▸ WHAT IS NEEDED:
Restate, word for word, every line of the data.

▸ WORKING DATA:
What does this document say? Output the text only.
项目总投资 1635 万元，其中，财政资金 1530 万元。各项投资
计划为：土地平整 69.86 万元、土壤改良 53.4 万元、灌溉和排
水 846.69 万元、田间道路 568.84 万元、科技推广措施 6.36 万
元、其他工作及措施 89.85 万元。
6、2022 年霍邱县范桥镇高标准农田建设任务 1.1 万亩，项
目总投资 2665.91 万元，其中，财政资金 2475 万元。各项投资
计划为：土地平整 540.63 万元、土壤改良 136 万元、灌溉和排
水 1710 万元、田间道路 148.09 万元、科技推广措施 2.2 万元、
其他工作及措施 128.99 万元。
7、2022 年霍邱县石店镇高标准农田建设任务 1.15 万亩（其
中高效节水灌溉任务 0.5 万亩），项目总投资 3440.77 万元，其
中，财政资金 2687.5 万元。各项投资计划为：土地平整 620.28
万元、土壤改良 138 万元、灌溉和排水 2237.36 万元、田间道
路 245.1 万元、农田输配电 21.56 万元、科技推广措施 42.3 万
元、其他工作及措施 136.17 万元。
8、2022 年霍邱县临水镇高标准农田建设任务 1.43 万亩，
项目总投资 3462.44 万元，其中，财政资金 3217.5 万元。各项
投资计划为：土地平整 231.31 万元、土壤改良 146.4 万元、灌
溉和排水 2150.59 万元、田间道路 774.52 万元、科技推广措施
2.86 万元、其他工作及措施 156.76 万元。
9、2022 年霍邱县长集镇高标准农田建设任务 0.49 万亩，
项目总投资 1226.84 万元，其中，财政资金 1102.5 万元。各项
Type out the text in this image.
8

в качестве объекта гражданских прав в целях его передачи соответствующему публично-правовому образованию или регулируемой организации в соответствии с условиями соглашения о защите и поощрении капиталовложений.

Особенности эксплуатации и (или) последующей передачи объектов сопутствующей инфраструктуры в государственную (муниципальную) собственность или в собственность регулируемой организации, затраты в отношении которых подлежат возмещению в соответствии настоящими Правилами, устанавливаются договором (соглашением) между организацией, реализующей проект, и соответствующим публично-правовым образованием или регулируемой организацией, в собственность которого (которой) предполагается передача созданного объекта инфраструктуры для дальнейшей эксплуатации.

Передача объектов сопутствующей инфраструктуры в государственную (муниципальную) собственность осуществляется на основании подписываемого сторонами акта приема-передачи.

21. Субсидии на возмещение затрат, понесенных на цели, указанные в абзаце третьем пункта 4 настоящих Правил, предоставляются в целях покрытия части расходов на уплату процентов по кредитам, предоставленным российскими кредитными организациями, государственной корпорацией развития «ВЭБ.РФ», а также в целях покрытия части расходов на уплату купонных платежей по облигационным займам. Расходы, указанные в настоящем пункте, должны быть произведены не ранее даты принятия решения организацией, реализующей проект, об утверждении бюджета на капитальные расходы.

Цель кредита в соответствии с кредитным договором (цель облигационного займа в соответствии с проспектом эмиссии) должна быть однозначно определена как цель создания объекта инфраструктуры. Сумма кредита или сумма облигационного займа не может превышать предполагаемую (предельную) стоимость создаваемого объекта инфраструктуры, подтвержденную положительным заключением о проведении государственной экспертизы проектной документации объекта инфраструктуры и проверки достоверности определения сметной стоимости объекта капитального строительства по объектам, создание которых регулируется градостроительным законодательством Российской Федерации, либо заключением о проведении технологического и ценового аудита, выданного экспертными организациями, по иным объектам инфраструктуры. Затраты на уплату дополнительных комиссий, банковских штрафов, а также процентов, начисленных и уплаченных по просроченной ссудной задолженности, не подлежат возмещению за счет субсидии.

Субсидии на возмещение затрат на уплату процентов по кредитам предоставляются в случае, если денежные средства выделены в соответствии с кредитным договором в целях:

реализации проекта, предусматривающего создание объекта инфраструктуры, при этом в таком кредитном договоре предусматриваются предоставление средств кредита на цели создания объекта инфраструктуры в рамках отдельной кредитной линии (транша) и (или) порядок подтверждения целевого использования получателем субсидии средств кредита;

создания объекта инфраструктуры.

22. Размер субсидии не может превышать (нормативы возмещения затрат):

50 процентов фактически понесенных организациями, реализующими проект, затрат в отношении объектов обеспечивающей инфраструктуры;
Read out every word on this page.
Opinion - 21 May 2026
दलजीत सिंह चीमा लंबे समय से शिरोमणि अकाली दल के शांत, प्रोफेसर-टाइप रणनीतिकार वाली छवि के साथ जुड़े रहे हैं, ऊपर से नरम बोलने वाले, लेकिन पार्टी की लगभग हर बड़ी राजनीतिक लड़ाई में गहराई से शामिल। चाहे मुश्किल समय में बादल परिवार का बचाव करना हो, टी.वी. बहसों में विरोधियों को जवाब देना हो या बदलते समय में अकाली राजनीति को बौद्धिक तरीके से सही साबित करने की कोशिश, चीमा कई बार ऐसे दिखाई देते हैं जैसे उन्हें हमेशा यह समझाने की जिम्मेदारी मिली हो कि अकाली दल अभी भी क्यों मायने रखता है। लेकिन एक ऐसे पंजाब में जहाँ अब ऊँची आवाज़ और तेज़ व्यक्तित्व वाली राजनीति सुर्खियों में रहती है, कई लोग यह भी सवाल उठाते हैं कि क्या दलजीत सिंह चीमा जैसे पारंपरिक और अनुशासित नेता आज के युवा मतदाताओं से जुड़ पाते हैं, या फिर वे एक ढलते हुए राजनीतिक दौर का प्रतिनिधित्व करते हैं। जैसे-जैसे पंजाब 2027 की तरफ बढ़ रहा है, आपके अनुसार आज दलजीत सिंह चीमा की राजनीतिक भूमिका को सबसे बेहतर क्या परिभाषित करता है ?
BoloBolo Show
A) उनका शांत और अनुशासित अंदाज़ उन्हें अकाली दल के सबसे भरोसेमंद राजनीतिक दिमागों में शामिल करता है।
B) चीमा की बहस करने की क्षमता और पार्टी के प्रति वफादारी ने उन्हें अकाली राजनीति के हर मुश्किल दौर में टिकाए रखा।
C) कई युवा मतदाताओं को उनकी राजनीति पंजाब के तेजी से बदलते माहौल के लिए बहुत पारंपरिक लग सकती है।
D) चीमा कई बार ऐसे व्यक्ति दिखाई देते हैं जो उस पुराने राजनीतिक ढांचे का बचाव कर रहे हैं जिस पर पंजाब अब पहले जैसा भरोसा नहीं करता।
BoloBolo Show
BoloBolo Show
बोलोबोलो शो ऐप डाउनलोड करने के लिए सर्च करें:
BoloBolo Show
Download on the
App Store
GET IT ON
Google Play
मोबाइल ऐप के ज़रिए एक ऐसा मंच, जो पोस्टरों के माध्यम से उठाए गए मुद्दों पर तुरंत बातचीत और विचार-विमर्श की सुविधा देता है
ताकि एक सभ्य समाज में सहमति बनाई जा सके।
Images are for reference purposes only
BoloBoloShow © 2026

▸ CORRECT ANSWER:
What does this document say? Output the text only.
项目总投资 1635 万元，其中，财政资金 1530 万元。各项投资
计划为：土地平整 69.86 万元、土壤改良 53.4 万元、灌溉和排
水 846.69 万元、田间道路 568.84 万元、科技推广措施 6.36 万
元、其他工作及措施 89.85 万元。
6、2022 年霍邱县范桥镇高标准农田建设任务 1.1 万亩，项
目总投资 2665.91 万元，其中，财政资金 2475 万元。各项投资
计划为：土地平整 540.63 万元、土壤改良 136 万元、灌溉和排
水 1710 万元、田间道路 148.09 万元、科技推广措施 2.2 万元、
其他工作及措施 128.99 万元。
7、2022 年霍邱县石店镇高标准农田建设任务 1.15 万亩（其
中高效节水灌溉任务 0.5 万亩），项目总投资 3440.77 万元，其
中，财政资金 2687.5 万元。各项投资计划为：土地平整 620.28
万元、土壤改良 138 万元、灌溉和排水 2237.36 万元、田间道
路 245.1 万元、农田输配电 21.56 万元、科技推广措施 42.3 万
元、其他工作及措施 136.17 万元。
8、2022 年霍邱县临水镇高标准农田建设任务 1.43 万亩，
项目总投资 3462.44 万元，其中，财政资金 3217.5 万元。各项
投资计划为：土地平整 231.31 万元、土壤改良 146.4 万元、灌
溉和排水 2150.59 万元、田间道路 774.52 万元、科技推广措施
2.86 万元、其他工作及措施 156.76 万元。
9、2022 年霍邱县长集镇高标准农田建设任务 0.49 万亩，
项目总投资 1226.84 万元，其中，财政资金 1102.5 万元。各项
Type out the text in this image.
8

в качестве объекта гражданских прав в целях его передачи соответствующему публично-правовому образованию или регулируемой организации в соответствии с условиями соглашения о защите и поощрении капиталовложений.

Особенности эксплуатации и (или) последующей передачи объектов сопутствующей инфраструктуры в государственную (муниципальную) собственность или в собственность регулируемой организации, затраты в отношении которых подлежат возмещению в соответствии настоящими Правилами, устанавливаются договором (соглашением) между организацией, реализующей проект, и соответствующим публично-правовым образованием или регулируемой организацией, в собственность которого (которой) предполагается передача созданного объекта инфраструктуры для дальнейшей эксплуатации.

Передача объектов сопутствующей инфраструктуры в государственную (муниципальную) собственность осуществляется на основании подписываемого сторонами акта приема-передачи.

21. Субсидии на возмещение затрат, понесенных на цели, указанные в абзаце третьем пункта 4 настоящих Правил, предоставляются в целях покрытия части расходов на уплату процентов по кредитам, предоставленным российскими кредитными организациями, государственной корпорацией развития «ВЭБ.РФ», а также в целях покрытия части расходов на уплату купонных платежей по облигационным займам. Расходы, указанные в настоящем пункте, должны быть произведены не ранее даты принятия решения организацией, реализующей проект, об утверждении бюджета на капитальные расходы.

Цель кредита в соответствии с кредитным договором (цель облигационного займа в соответствии с проспектом эмиссии) должна быть однозначно определена как цель создания объекта инфраструктуры. Сумма кредита или сумма облигационного займа не может превышать предполагаемую (предельную) стоимость создаваемого объекта инфраструктуры, подтвержденную положительным заключением о проведении государственной экспертизы проектной документации объекта инфраструктуры и проверки достоверности определения сметной стоимости объекта капитального строительства по объектам, создание которых регулируется градостроительным законодательством Российской Федерации, либо заключением о проведении технологического и ценового аудита, выданного экспертными организациями, по иным объектам инфраструктуры. Затраты на уплату дополнительных комиссий, банковских штрафов, а также процентов, начисленных и уплаченных по просроченной ссудной задолженности, не подлежат возмещению за счет субсидии.

Субсидии на возмещение затрат на уплату процентов по кредитам предоставляются в случае, если денежные средства выделены в соответствии с кредитным договором в целях:

реализации проекта, предусматривающего создание объекта инфраструктуры, при этом в таком кредитном договоре предусматриваются предоставление средств кредита на цели создания объекта инфраструктуры в рамках отдельной кредитной линии (транша) и (или) порядок подтверждения целевого использования получателем субсидии средств кредита;

создания объекта инфраструктуры.

22. Размер субсидии не может превышать (нормативы возмещения затрат):

50 процентов фактически понесенных организациями, реализующими проект, затрат в отношении объектов обеспечивающей инфраструктуры;
Read out every word on this page.
Opinion - 21 May 2026
दलजीत सिंह चीमा लंबे समय से शिरोमणि अकाली दल के शांत, प्रोफेसर-टाइप रणनीतिकार वाली छवि के साथ जुड़े रहे हैं, ऊपर से नरम बोलने वाले, लेकिन पार्टी की लगभग हर बड़ी राजनीतिक लड़ाई में गहराई से शामिल। चाहे मुश्किल समय में बादल परिवार का बचाव करना हो, टी.वी. बहसों में विरोधियों को जवाब देना हो या बदलते समय में अकाली राजनीति को बौद्धिक तरीके से सही साबित करने की कोशिश, चीमा कई बार ऐसे दिखाई देते हैं जैसे उन्हें हमेशा यह समझाने की जिम्मेदारी मिली हो कि अकाली दल अभी भी क्यों मायने रखता है। लेकिन एक ऐसे पंजाब में जहाँ अब ऊँची आवाज़ और तेज़ व्यक्तित्व वाली राजनीति सुर्खियों में रहती है, कई लोग यह भी सवाल उठाते हैं कि क्या दलजीत सिंह चीमा जैसे पारंपरिक और अनुशासित नेता आज के युवा मतदाताओं से जुड़ पाते हैं, या फिर वे एक ढलते हुए राजनीतिक दौर का प्रतिनिधित्व करते हैं। जैसे-जैसे पंजाब 2027 की तरफ बढ़ रहा है, आपके अनुसार आज दलजीत सिंह चीमा की राजनीतिक भूमिका को सबसे बेहतर क्या परिभाषित करता है ?
BoloBolo Show
A) उनका शांत और अनुशासित अंदाज़ उन्हें अकाली दल के सबसे भरोसेमंद राजनीतिक दिमागों में शामिल करता है।
B) चीमा की बहस करने की क्षमता और पार्टी के प्रति वफादारी ने उन्हें अकाली राजनीति के हर मुश्किल दौर में टिकाए रखा।
C) कई युवा मतदाताओं को उनकी राजनीति पंजाब के तेजी से बदलते माहौल के लिए बहुत पारंपरिक लग सकती है।
D) चीमा कई बार ऐसे व्यक्ति दिखाई देते हैं जो उस पुराने राजनीतिक ढांचे का बचाव कर रहे हैं जिस पर पंजाब अब पहले जैसा भरोसा नहीं करता।
BoloBolo Show
BoloBolo Show
बोलोबोलो शो ऐप डाउनलोड करने के लिए सर्च करें:
BoloBolo Show
Download on the
App Store
GET IT ON
Google Play
मोबाइल ऐप के ज़रिए एक ऐसा मंच, जो पोस्टरों के माध्यम से उठाए गए मुद्दों पर तुरंत बातचीत और विचार-विमर्श की सुविधा देता है
ताकि एक सभ्य समाज में सहमति बनाई जा सके।
Images are for reference purposes only
BoloBoloShow © 2026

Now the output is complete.